**Exercise requirements:**
Check each line of the material below for "организации", then copy the ones that contain it.

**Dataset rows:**
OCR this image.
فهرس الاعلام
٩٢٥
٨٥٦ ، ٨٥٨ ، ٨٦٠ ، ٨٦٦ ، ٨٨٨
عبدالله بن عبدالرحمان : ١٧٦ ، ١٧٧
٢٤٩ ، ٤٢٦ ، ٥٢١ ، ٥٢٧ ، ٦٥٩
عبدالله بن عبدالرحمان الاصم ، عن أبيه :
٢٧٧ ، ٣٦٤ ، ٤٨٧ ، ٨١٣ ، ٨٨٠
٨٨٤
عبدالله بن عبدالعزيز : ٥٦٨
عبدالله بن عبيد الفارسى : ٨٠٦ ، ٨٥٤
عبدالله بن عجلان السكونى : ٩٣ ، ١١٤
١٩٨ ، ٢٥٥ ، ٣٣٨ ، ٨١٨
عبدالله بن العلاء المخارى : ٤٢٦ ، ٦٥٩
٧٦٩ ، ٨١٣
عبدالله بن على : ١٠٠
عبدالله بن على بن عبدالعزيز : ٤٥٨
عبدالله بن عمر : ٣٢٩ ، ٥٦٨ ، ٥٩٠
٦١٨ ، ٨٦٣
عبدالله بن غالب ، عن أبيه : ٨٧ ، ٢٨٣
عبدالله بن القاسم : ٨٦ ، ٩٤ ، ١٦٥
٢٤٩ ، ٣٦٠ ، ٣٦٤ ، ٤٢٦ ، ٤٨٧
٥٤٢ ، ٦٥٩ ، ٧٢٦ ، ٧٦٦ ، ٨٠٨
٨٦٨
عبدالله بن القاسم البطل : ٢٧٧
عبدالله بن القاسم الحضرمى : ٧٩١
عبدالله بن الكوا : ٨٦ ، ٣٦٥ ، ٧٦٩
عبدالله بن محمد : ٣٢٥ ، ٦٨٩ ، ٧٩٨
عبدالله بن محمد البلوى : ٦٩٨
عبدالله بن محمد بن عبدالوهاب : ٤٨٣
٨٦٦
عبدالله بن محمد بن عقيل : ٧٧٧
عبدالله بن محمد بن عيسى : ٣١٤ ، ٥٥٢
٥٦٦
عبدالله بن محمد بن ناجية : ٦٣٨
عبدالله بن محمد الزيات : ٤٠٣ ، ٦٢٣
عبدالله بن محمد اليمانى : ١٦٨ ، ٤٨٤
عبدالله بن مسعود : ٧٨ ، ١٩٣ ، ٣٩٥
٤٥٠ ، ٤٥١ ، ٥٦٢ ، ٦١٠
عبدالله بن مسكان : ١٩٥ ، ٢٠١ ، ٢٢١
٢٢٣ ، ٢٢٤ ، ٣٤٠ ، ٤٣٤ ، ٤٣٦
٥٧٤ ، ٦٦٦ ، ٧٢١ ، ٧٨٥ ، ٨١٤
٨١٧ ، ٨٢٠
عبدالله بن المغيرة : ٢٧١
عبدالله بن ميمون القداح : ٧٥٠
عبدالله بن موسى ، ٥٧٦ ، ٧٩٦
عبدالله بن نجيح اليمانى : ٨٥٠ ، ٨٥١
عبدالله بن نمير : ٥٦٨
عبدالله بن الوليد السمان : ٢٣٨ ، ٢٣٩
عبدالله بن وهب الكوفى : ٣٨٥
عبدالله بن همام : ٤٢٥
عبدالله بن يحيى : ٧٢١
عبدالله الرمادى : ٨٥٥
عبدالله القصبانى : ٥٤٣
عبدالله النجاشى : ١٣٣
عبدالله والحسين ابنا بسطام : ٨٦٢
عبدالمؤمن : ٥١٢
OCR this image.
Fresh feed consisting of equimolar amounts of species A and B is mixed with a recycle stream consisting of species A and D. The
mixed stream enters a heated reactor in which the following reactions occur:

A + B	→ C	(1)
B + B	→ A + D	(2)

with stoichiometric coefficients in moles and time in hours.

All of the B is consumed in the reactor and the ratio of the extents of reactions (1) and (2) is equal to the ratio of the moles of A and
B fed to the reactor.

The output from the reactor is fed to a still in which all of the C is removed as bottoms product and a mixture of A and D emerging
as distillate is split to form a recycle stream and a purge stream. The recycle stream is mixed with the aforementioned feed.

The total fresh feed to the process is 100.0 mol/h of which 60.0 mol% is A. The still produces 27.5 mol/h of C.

==

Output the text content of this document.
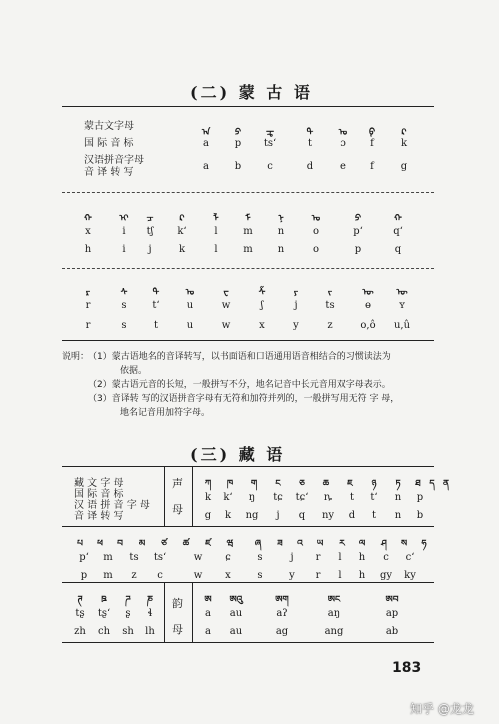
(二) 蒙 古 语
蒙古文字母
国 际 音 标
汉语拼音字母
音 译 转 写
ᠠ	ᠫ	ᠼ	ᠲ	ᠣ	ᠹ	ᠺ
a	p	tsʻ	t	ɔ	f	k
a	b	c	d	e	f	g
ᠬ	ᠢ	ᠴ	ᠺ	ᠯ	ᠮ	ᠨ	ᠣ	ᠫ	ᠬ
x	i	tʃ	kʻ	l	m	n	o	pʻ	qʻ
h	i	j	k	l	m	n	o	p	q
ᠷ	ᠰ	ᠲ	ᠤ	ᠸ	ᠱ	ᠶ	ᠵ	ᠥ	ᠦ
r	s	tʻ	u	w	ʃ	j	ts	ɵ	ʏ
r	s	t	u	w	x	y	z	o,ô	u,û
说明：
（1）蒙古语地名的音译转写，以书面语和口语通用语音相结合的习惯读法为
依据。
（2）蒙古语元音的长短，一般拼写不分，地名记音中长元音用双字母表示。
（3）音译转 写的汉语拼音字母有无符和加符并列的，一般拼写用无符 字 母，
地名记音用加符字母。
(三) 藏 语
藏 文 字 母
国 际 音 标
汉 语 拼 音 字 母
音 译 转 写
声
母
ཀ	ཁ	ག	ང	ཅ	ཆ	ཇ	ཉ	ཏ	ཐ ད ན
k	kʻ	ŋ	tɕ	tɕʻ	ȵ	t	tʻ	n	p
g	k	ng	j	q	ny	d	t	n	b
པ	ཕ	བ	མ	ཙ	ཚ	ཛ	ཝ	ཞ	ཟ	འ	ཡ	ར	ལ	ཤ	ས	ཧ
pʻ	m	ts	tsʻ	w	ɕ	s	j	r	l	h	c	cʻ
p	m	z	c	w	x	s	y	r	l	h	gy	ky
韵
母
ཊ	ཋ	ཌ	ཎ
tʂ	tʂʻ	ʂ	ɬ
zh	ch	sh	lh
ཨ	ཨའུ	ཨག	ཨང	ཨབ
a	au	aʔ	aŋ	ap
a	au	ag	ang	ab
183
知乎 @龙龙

...

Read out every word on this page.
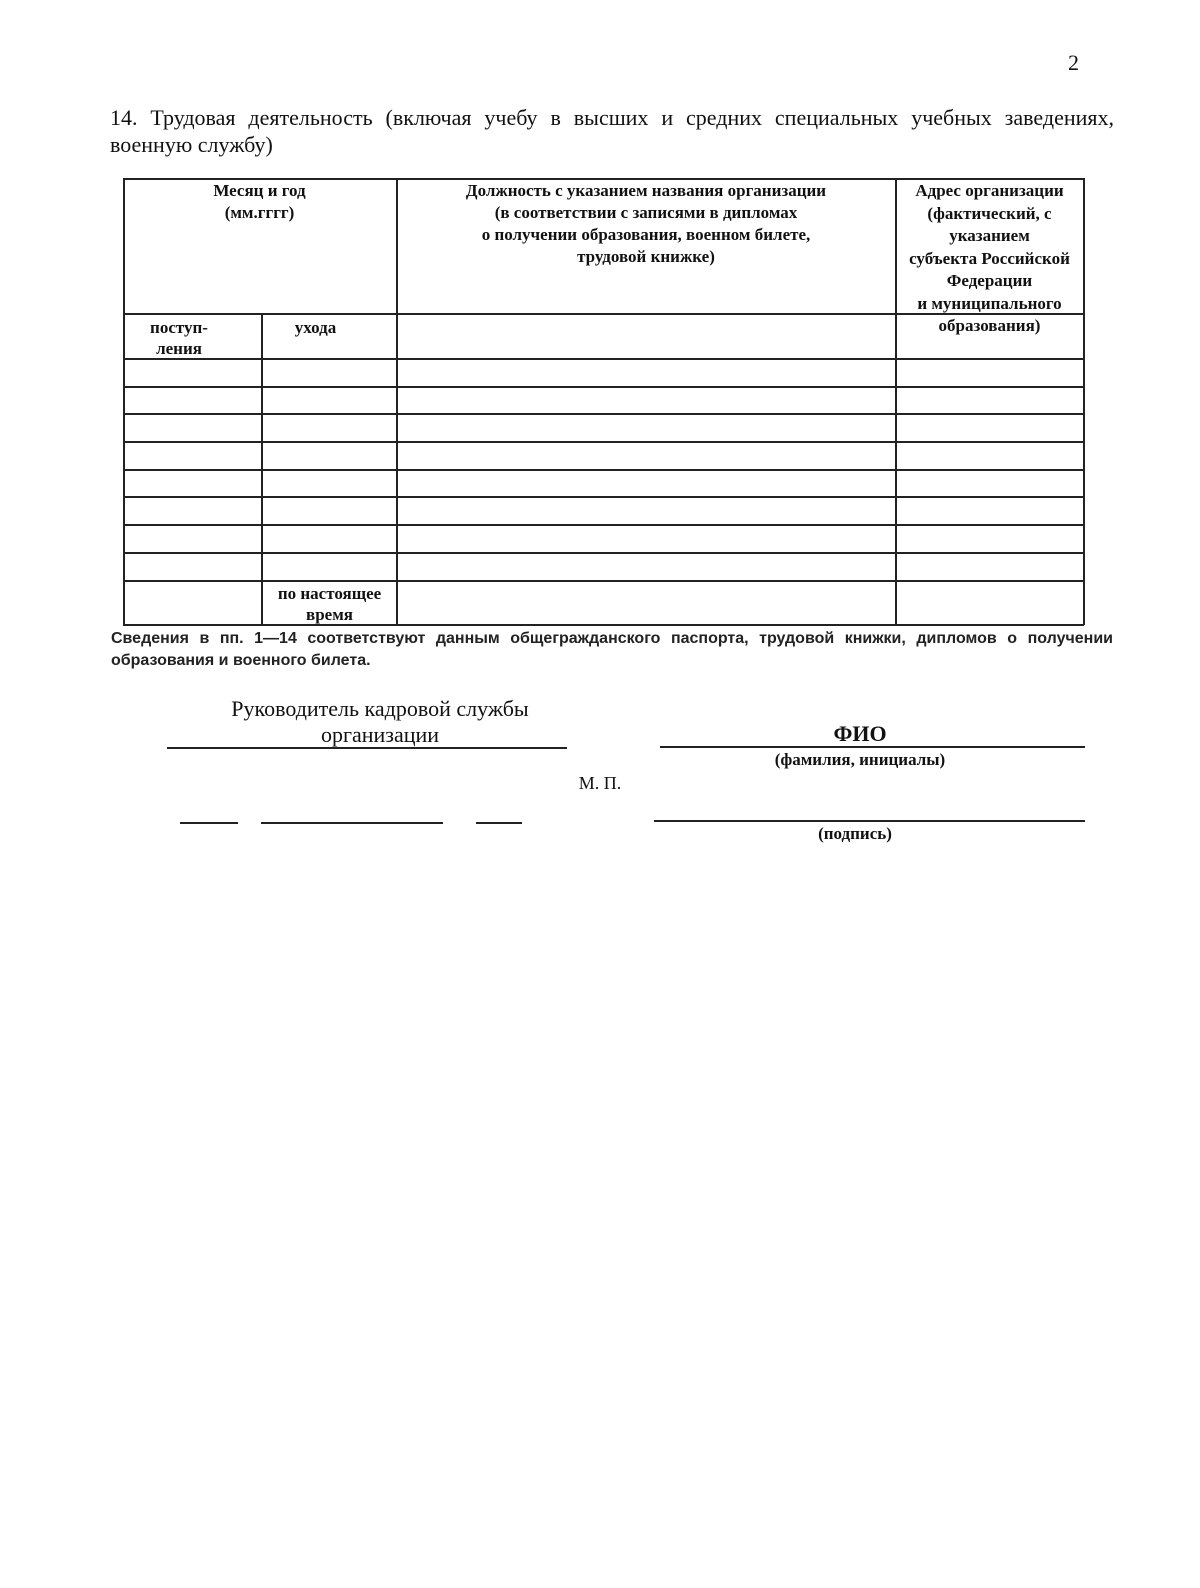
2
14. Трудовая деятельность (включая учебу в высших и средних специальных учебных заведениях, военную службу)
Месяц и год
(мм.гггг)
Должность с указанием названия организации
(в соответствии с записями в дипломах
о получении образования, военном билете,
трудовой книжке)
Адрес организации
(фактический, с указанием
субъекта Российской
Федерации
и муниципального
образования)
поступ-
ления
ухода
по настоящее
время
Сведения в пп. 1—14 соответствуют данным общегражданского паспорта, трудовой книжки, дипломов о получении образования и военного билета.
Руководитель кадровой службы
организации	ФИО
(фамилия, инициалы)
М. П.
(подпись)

**Task response:**
Должность с указанием названия организации
Адрес организации
организации	ФИО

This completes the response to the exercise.